== Aim of the exercise ==
Find the lines below that contain the string "нужд". Copy each one.

-- begin Working data --

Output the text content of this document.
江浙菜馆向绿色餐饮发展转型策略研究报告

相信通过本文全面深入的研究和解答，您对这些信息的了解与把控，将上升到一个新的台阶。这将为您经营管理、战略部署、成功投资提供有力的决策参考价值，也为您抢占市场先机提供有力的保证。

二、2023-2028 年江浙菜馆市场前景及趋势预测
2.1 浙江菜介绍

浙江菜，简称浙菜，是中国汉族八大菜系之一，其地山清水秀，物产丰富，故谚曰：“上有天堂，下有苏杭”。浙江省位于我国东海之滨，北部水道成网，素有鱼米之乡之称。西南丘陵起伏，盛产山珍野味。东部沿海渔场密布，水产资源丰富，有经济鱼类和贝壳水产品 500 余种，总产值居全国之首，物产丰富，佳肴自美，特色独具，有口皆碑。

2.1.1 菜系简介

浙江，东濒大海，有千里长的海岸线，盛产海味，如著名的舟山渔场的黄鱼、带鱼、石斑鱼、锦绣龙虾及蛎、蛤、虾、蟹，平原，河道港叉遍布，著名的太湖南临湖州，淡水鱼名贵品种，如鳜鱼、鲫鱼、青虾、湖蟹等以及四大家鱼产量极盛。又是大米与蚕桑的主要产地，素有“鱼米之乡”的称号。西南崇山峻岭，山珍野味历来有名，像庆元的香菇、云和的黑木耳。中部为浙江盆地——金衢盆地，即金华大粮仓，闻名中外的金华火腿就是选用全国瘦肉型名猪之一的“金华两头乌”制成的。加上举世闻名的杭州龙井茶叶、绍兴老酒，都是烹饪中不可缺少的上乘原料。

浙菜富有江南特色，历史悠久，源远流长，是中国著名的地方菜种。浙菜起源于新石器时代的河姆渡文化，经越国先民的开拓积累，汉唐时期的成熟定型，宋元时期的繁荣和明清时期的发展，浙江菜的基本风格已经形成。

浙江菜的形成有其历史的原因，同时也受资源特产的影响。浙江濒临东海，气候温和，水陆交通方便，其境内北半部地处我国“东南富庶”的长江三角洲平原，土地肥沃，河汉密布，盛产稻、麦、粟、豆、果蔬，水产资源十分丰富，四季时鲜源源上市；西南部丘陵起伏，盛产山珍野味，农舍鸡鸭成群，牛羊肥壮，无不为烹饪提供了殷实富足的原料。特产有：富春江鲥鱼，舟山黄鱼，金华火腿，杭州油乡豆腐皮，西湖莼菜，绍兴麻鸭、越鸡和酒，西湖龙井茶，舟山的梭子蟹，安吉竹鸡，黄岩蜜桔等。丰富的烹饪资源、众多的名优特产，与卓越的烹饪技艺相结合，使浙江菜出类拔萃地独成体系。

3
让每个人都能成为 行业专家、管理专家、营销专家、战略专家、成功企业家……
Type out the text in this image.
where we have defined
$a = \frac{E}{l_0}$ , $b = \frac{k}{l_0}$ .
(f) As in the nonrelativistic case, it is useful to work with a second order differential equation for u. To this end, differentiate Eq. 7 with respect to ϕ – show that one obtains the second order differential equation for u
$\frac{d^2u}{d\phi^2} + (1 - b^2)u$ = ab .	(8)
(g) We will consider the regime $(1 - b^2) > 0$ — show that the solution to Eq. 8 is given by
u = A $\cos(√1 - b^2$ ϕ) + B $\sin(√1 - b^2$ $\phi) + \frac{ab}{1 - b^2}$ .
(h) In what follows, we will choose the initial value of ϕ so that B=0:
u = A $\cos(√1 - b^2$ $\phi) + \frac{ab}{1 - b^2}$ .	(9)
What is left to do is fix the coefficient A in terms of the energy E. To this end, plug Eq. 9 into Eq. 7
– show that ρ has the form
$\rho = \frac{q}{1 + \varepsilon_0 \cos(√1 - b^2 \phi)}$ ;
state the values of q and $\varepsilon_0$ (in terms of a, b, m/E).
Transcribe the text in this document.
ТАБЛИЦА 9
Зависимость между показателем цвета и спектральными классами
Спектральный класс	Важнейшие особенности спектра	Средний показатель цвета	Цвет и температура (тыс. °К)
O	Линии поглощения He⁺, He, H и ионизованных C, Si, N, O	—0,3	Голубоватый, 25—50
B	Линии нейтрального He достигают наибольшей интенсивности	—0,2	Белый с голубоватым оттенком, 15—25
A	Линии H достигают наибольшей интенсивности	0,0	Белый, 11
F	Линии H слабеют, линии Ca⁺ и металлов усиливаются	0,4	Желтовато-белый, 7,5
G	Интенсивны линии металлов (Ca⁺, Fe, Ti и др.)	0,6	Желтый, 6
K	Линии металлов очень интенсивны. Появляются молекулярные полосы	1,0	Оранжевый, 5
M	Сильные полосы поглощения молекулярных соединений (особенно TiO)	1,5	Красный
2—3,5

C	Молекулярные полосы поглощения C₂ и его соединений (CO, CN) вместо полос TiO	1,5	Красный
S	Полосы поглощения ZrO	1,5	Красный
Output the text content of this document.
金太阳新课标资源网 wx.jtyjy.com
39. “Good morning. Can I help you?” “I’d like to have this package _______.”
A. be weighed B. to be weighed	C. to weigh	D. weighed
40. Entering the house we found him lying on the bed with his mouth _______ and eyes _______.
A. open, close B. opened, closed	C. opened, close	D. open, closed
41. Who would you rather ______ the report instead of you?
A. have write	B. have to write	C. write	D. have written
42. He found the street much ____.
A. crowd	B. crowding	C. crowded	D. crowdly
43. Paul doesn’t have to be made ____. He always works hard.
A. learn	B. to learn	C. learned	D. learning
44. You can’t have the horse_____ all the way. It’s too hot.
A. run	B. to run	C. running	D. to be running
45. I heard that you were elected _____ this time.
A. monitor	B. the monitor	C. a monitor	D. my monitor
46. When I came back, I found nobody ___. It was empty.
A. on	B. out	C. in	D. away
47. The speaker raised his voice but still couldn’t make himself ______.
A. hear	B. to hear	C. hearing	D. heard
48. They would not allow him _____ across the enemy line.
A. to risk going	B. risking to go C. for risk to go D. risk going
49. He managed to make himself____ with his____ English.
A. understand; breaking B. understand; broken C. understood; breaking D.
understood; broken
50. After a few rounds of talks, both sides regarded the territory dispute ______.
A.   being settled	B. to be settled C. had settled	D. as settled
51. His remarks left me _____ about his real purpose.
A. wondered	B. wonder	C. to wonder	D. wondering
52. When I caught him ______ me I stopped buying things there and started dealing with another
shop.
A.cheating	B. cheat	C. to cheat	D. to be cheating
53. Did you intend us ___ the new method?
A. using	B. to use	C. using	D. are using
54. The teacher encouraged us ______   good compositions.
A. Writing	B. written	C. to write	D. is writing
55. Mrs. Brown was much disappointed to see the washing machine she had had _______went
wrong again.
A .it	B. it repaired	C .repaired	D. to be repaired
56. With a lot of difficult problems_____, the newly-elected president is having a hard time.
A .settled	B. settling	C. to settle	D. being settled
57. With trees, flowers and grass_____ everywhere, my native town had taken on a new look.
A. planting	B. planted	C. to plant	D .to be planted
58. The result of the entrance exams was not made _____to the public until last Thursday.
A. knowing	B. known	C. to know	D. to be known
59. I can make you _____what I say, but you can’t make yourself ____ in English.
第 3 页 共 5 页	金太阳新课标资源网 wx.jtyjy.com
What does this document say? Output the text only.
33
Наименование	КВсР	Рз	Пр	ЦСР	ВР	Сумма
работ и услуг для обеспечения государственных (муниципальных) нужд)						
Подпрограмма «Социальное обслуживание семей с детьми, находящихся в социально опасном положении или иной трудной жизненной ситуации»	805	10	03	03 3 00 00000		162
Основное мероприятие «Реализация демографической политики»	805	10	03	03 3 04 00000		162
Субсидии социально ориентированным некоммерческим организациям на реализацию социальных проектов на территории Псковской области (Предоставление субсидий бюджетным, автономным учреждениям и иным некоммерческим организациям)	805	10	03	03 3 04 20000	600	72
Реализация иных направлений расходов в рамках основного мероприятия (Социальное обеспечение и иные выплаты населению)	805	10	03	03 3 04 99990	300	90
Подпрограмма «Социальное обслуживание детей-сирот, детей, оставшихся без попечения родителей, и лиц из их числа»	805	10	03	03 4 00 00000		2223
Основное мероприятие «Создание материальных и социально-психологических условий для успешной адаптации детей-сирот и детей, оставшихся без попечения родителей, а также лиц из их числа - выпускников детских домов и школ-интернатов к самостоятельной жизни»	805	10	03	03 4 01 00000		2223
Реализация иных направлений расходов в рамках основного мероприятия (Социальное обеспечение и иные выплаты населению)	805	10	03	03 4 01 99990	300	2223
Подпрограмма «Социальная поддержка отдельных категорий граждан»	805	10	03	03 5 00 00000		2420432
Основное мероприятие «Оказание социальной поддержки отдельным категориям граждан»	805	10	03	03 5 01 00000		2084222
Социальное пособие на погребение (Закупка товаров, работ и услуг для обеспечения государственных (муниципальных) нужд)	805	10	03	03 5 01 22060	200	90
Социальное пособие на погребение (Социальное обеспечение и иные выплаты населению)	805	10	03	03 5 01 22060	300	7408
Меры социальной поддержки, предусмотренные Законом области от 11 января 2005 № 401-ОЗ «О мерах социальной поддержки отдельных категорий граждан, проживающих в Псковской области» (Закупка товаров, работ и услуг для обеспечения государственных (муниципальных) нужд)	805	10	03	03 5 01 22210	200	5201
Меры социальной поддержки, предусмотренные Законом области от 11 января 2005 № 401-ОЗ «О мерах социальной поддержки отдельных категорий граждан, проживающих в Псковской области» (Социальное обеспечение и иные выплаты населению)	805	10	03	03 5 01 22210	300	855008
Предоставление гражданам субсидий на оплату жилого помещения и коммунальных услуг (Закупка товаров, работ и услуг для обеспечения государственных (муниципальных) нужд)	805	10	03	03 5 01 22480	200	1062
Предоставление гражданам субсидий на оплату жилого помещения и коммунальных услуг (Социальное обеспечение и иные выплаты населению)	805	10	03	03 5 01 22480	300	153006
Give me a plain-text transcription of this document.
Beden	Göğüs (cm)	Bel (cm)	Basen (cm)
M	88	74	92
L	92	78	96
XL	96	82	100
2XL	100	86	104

-- end Working data --

== Complete response ==
работ и услуг для обеспечения государственных (муниципальных) нужд)						
Социальное пособие на погребение (Закупка товаров, работ и услуг для обеспечения государственных (муниципальных) нужд)	805	10	03	03 5 01 22060	200	90
Меры социальной поддержки, предусмотренные Законом области от 11 января 2005 № 401-ОЗ «О мерах социальной поддержки отдельных категорий граждан, проживающих в Псковской области» (Закупка товаров, работ и услуг для обеспечения государственных (муниципальных) нужд)	805	10	03	03 5 01 22210	200	5201
Предоставление гражданам субсидий на оплату жилого помещения и коммунальных услуг (Закупка товаров, работ и услуг для обеспечения государственных (муниципальных) нужд)	805	10	03	03 5 01 22480	200	1062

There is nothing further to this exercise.